Dataset rows
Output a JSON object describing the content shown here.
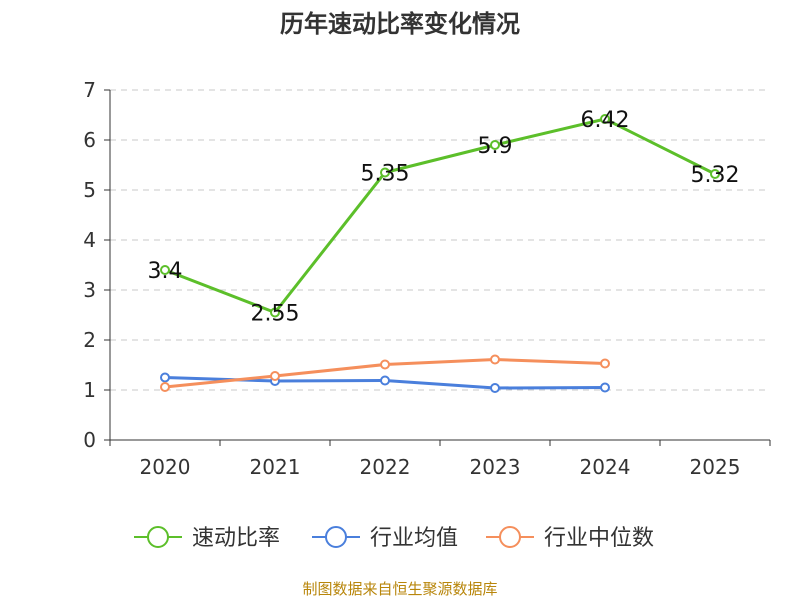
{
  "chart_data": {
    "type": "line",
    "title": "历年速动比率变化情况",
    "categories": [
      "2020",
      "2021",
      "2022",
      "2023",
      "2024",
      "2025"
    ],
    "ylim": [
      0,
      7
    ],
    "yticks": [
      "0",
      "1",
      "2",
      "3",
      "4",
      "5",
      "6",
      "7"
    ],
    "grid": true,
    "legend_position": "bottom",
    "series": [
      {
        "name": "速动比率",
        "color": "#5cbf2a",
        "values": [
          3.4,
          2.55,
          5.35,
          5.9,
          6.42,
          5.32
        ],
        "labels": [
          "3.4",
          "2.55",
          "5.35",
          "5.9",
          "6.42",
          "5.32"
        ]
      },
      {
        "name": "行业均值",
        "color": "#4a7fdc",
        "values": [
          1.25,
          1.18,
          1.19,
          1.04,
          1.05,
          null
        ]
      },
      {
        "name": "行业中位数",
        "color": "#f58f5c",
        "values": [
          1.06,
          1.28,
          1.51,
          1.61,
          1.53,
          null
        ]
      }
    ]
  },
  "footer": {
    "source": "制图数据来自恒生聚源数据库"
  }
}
--
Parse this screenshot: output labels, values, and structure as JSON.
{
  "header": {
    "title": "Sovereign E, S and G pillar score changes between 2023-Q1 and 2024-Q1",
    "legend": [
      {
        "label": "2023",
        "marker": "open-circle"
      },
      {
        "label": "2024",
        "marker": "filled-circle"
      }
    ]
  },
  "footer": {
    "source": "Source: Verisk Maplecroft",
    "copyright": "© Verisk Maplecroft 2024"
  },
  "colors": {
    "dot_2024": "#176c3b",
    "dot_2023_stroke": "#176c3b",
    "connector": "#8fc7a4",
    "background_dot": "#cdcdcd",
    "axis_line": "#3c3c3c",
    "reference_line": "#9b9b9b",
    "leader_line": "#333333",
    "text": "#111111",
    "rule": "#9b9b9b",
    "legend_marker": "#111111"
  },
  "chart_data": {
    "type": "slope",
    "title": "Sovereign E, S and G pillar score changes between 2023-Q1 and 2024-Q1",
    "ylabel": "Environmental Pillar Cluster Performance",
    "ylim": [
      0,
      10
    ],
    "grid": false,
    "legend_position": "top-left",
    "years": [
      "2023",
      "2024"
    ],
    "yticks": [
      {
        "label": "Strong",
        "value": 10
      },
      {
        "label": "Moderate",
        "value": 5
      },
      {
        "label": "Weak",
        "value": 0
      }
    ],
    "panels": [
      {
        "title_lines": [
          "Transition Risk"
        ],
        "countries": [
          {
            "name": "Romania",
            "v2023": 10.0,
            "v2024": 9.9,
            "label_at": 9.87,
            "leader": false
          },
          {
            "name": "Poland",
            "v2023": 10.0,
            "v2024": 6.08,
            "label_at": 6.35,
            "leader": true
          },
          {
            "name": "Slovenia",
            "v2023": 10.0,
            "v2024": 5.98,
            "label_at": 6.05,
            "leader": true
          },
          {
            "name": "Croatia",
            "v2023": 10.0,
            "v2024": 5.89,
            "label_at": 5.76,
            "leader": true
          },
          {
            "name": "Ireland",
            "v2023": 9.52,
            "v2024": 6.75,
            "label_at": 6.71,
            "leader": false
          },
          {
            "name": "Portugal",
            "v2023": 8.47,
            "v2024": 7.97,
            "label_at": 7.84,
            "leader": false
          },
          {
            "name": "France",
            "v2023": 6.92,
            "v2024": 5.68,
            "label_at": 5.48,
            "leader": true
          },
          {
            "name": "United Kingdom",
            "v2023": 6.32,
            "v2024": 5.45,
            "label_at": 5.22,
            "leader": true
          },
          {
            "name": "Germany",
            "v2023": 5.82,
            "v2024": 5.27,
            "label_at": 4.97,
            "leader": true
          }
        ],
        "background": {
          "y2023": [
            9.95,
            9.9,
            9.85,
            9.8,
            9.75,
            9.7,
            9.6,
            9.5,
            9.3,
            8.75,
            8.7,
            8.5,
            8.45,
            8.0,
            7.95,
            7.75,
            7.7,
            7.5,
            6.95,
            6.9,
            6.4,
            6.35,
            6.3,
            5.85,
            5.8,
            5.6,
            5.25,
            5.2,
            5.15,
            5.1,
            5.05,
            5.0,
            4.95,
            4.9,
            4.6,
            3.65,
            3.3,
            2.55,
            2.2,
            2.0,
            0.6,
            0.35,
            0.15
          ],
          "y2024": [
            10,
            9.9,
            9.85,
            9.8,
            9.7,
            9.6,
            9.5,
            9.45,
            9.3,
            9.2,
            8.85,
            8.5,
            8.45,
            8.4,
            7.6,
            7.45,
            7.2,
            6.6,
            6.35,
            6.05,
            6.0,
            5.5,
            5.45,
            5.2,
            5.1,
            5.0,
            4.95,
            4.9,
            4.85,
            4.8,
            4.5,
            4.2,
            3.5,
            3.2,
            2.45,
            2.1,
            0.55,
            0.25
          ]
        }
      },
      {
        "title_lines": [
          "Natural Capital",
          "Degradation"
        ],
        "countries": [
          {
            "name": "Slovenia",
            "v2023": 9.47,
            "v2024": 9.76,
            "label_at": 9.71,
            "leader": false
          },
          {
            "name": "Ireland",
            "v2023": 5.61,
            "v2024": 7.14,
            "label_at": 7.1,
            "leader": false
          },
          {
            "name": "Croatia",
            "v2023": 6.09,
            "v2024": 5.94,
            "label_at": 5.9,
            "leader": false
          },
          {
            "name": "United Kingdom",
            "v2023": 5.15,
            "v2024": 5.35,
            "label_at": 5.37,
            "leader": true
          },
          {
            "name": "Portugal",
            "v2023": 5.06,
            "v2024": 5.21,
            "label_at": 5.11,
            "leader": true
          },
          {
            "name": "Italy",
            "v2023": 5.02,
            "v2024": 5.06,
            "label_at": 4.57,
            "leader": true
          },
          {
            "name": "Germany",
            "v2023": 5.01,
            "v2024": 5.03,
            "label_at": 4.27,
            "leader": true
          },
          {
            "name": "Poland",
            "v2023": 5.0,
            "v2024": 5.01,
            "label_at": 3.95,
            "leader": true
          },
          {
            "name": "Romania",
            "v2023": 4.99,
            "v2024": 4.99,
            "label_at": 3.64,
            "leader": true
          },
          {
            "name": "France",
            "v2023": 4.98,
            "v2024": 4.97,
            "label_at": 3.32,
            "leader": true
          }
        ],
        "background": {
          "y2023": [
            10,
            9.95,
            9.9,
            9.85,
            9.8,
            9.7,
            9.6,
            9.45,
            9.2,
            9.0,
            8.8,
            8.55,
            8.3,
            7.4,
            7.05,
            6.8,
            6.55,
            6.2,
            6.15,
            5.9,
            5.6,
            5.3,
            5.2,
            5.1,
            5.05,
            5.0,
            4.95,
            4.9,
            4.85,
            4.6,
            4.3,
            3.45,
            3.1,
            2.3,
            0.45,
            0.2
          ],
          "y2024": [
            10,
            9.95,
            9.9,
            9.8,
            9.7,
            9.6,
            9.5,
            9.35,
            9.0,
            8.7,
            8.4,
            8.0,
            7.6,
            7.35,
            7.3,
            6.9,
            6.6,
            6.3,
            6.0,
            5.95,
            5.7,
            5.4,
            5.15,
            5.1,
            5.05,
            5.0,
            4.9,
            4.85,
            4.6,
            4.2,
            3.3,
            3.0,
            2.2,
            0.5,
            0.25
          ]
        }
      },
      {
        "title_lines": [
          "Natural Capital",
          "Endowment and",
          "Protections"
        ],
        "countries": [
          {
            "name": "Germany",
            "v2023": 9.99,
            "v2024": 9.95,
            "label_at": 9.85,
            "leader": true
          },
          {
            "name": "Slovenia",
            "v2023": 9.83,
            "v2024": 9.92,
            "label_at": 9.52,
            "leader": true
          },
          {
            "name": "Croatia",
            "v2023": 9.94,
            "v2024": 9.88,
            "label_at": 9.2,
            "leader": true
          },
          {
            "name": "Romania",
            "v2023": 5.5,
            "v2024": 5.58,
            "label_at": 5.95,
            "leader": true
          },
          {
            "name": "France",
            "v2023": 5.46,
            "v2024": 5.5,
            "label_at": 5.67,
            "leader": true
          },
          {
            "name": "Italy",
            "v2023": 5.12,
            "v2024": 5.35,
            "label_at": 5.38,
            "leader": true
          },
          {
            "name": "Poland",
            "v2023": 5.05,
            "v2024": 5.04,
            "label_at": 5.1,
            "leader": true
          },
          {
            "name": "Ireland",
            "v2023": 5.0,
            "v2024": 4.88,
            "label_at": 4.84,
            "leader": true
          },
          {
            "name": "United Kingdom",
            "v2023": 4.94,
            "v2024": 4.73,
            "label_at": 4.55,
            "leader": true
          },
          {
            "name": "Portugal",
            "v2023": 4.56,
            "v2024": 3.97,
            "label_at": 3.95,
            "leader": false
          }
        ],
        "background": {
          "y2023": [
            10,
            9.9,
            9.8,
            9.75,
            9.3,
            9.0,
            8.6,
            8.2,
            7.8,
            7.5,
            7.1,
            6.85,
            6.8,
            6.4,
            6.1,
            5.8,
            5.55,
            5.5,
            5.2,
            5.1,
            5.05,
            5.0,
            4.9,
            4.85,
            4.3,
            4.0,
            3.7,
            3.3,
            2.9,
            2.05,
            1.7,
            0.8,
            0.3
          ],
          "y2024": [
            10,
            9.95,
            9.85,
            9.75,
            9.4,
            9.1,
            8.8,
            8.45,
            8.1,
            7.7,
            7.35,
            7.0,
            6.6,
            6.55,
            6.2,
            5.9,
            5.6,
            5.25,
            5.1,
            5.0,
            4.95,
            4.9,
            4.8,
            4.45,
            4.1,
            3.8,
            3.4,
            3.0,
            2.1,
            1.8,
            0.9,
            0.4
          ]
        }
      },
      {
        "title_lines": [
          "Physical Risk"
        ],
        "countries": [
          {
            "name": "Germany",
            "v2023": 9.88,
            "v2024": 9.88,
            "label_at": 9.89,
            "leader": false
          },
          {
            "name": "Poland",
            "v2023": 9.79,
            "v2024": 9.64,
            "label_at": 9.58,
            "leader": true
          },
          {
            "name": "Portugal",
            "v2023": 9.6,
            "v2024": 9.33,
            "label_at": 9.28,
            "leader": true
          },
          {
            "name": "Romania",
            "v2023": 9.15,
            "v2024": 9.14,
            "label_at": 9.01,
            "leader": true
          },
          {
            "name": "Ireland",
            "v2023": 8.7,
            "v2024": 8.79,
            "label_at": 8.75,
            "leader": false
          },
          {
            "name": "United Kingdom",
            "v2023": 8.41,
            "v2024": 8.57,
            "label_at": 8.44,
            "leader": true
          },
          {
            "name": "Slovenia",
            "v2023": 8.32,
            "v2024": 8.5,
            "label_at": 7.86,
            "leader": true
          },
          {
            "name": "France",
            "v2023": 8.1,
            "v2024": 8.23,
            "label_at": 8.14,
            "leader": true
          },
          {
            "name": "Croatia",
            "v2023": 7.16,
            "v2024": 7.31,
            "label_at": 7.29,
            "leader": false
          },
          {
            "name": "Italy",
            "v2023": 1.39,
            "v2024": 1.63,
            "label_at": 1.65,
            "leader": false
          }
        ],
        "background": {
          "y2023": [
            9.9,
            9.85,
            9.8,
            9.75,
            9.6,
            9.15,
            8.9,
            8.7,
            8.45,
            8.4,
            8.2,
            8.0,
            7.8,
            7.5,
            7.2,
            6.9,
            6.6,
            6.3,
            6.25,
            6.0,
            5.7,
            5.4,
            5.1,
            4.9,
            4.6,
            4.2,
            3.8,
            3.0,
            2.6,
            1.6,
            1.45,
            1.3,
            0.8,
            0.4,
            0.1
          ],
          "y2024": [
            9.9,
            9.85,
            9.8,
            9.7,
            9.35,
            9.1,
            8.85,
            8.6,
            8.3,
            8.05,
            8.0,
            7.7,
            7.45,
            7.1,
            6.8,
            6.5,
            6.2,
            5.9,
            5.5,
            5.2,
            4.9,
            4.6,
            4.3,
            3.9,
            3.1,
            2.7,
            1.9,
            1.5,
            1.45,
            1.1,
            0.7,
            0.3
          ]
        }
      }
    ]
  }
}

Exercise details
Locate the word "source" in the entries, and copy every line where it is found.

Solution for this task
    "source": "制图数据来自恒生聚源数据库"
    "source": "Source: Verisk Maplecroft",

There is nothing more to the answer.